▶ **WHAT YOU NEED TO DO**
• a. In the Lisp discussion text below, roughly how many functions are in the package the writer says he is working on?
• b. Extend the Lisp discussion text below, picking up after its final sentence.

▶ **TEXT EXTRACT**
>>>
Erik Naggum <erik@naggum.no> writes:

>* Martin Cracauer
>| A commercial implementation has a nice environment, nice browsers, maybe
>| an editor in Common Lisp and therefore controllable from Lisp and I found
>| it very valuable to have such a visualization toolkit around when I
>| learned Common Lisp. But I think Eric missed the point here.

>well, those have been immaterial to me, but I'm sure we meet different
>aspects of Lisp systems according to our experience.  I have never used a
>real Lisp system for real until I got Allegro CL, so I was impressed by how
>much the system knew about itself, how much time the source code manager
>saved me, how well the debugging is integrated with the cross-referencing
>utilities, etc.  example: I have about 200 functions in a package I'm
>writing, spread across several files, and I can ask who calls a given
>function, directly or indirectly.  I know which functions and files to
>recompile after changing a macro by asking for who uses it.  I can ask the
>system to tell me which functions bind, set, and/or reference a variable.
>I have needed this functionality for _years_, not just in Lisp.  Allegro
>also has search lists that can do wondrous things, too.  it's everything
>_outside_ of the common Common Lisp stratum that impresses me most.
<<<
▶ **PROVIDED MATERIAL**
>>>
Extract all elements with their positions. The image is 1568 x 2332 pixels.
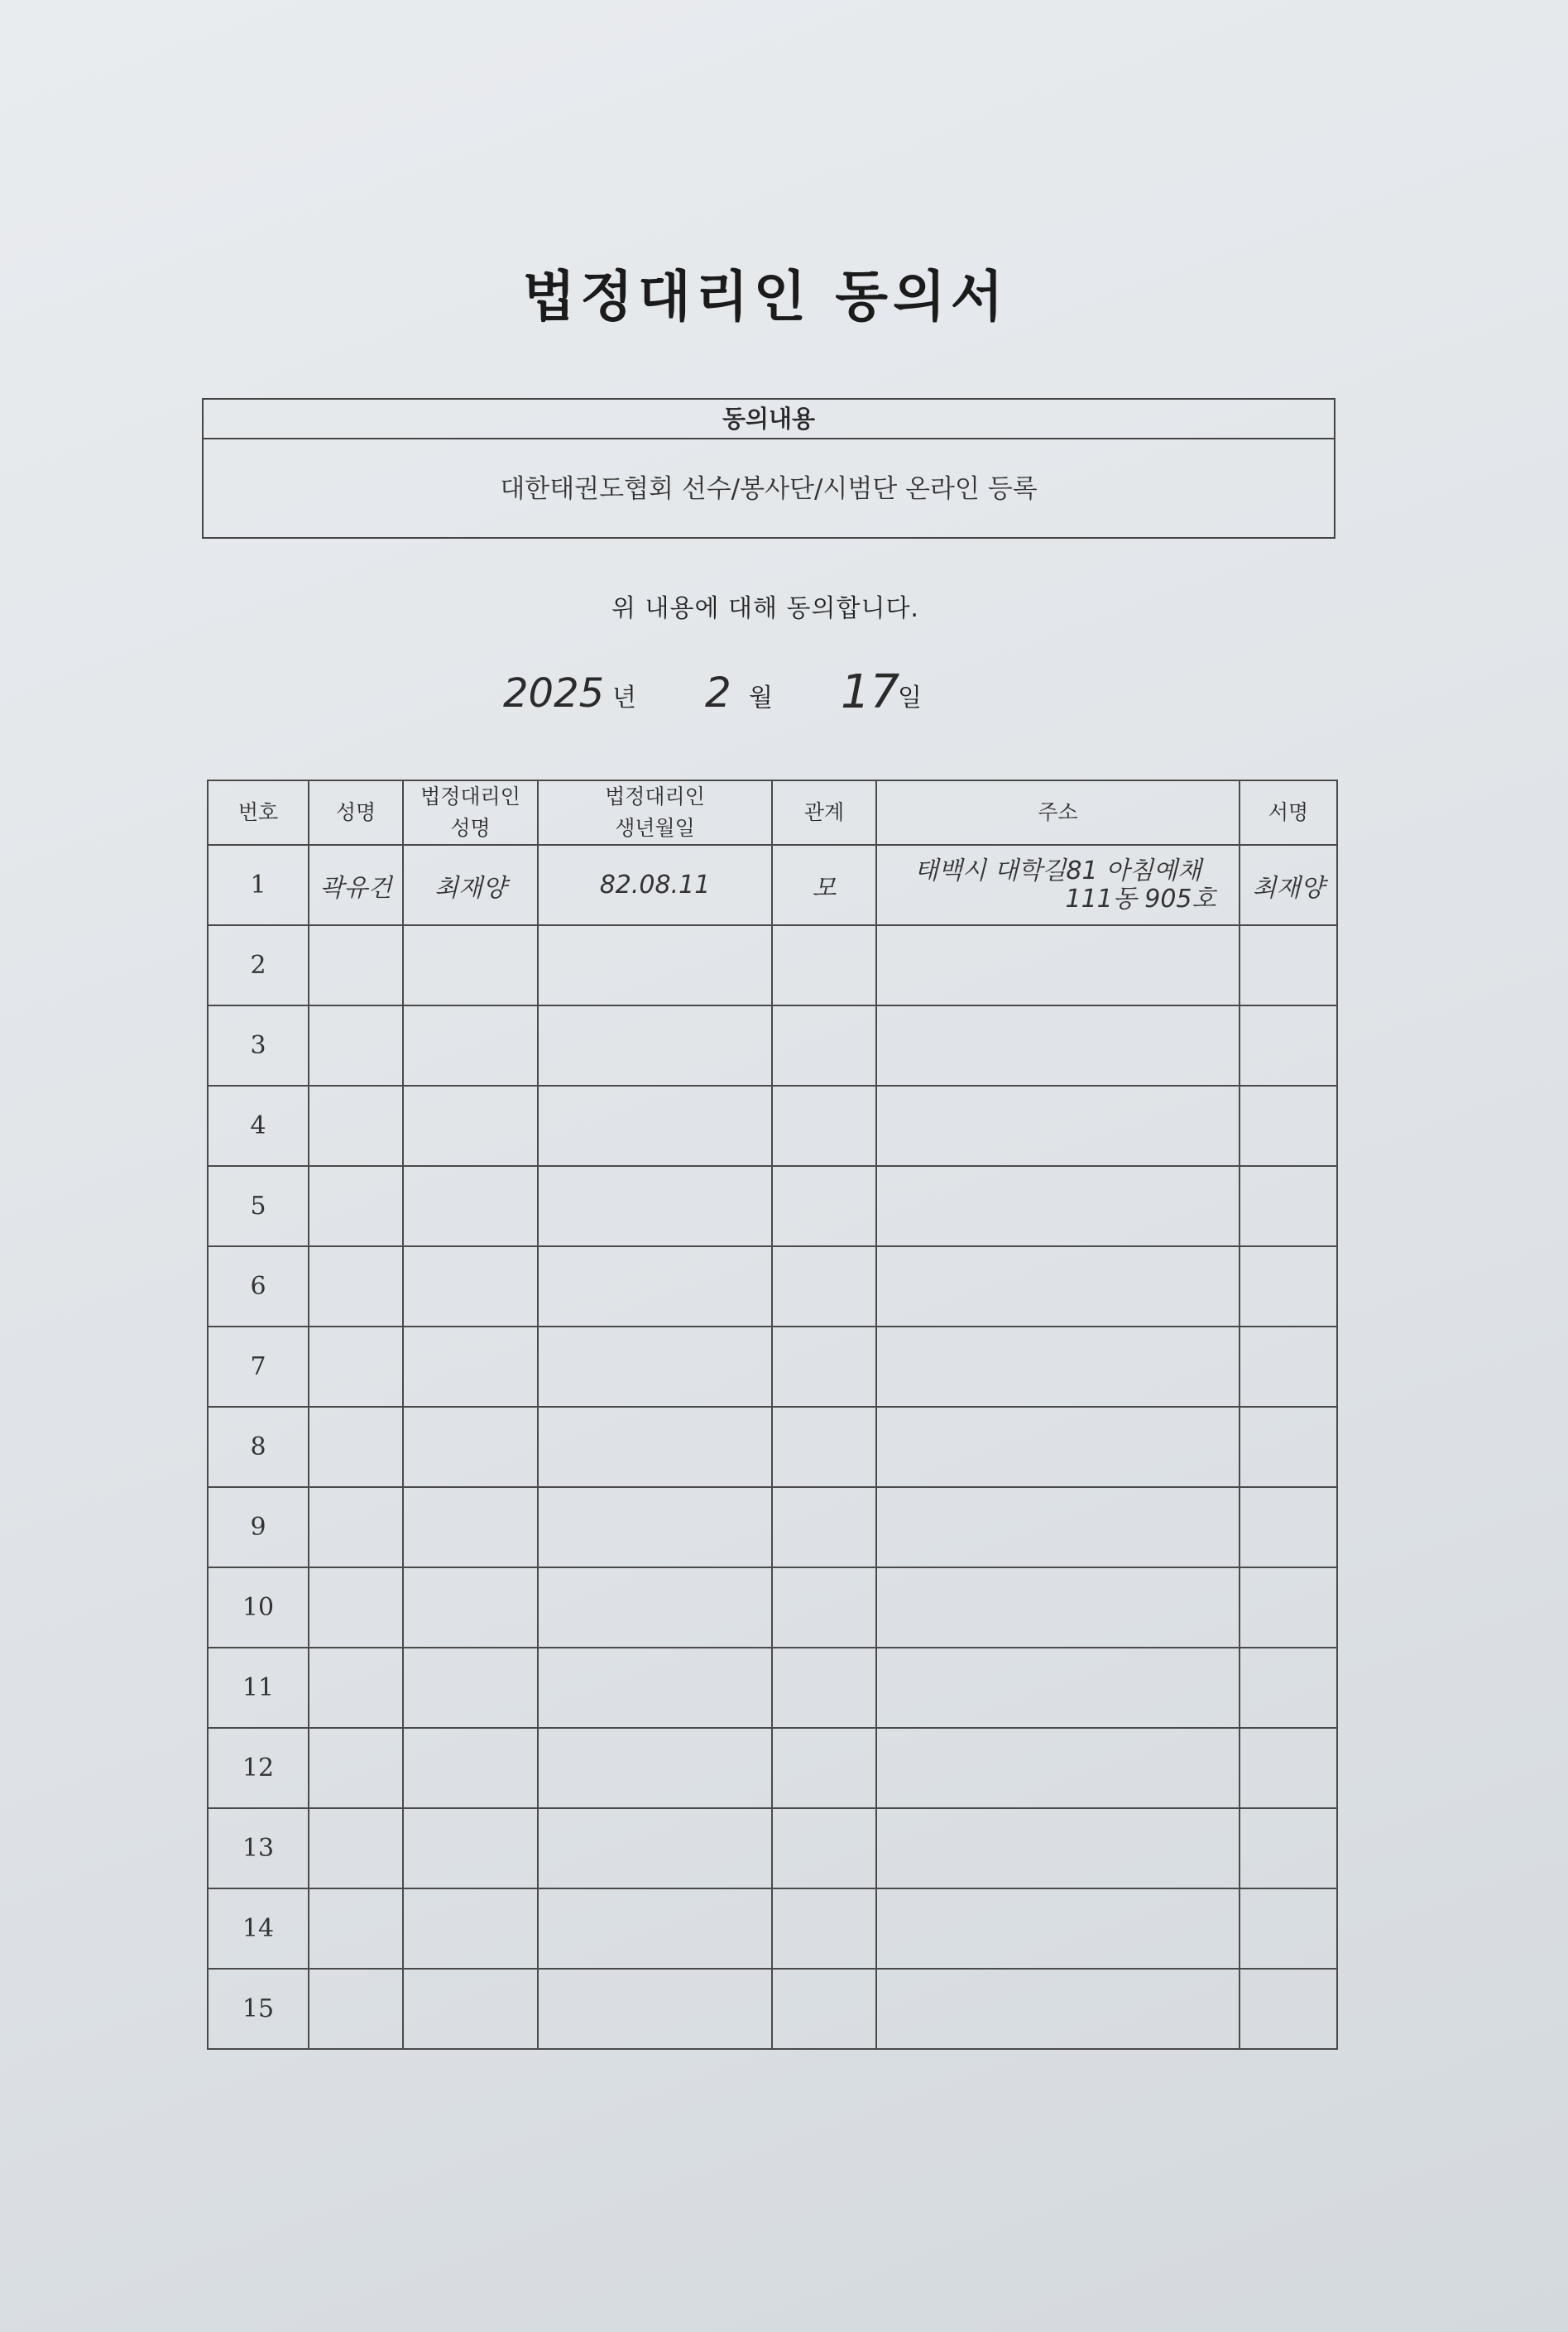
<<<
▶ **OUTPUTS IN ORDER**
• a. About 200 functions.

• b.
Again, I think the difference between commercial and free
implementations is not so much that free implementations don't offer
such functionality, but that all this nice functionality is offered in
a very easy way. Tools like this are availiable for example in Mark
Kantrowitz' (spelling?)  tools. Since many people what to design their
own tools -maybe for severl implementations, the availiable source for
free tools can become even more important.

As I stated earlier, I think it can be very important for a new user
to have such functionality offered without further thinking and
therefore to be free to concentrate on languages issues. This is at
least where I found my commercial implementation useful (Lispworks). 

I think the most important thing the free commercial Lisp for Windows
and ACL for Linux is that new Common Lisp user get a much better
chance to become productive in Common Lisp before they give up.

Later, I found CMUCL and free tools not to be second rate anymore.

Comfortable CLOS browsing is another issue when talking about free
alternatives, though. 

>| In fact, I already had an argument with the author of Xlisp about it
>| after some magazine compared Lisp and perl (that is Xlisp and perl) and
>| headlined that Lisp is slow.
>| 
>| The problem here is that people choose a free implementation by other
>| criteria than speed and then complain it is too slow because they
>| underestimated the amount of efficiency they give up.

>I see a possible pattern here.  if C was slow on some machine or in some
>particular implementation, nobody would blame C or headline that C is slow.
>the myth is that Lisp is slow, and every time somebody meets a slow Lisp,
>that myth is reinforced.  that you can compile with CMUCL at high speed
>settings and beat the sh*t out of C is just as much as an aberration as C
>running under some bounds-checking and memory-tracking package is slow.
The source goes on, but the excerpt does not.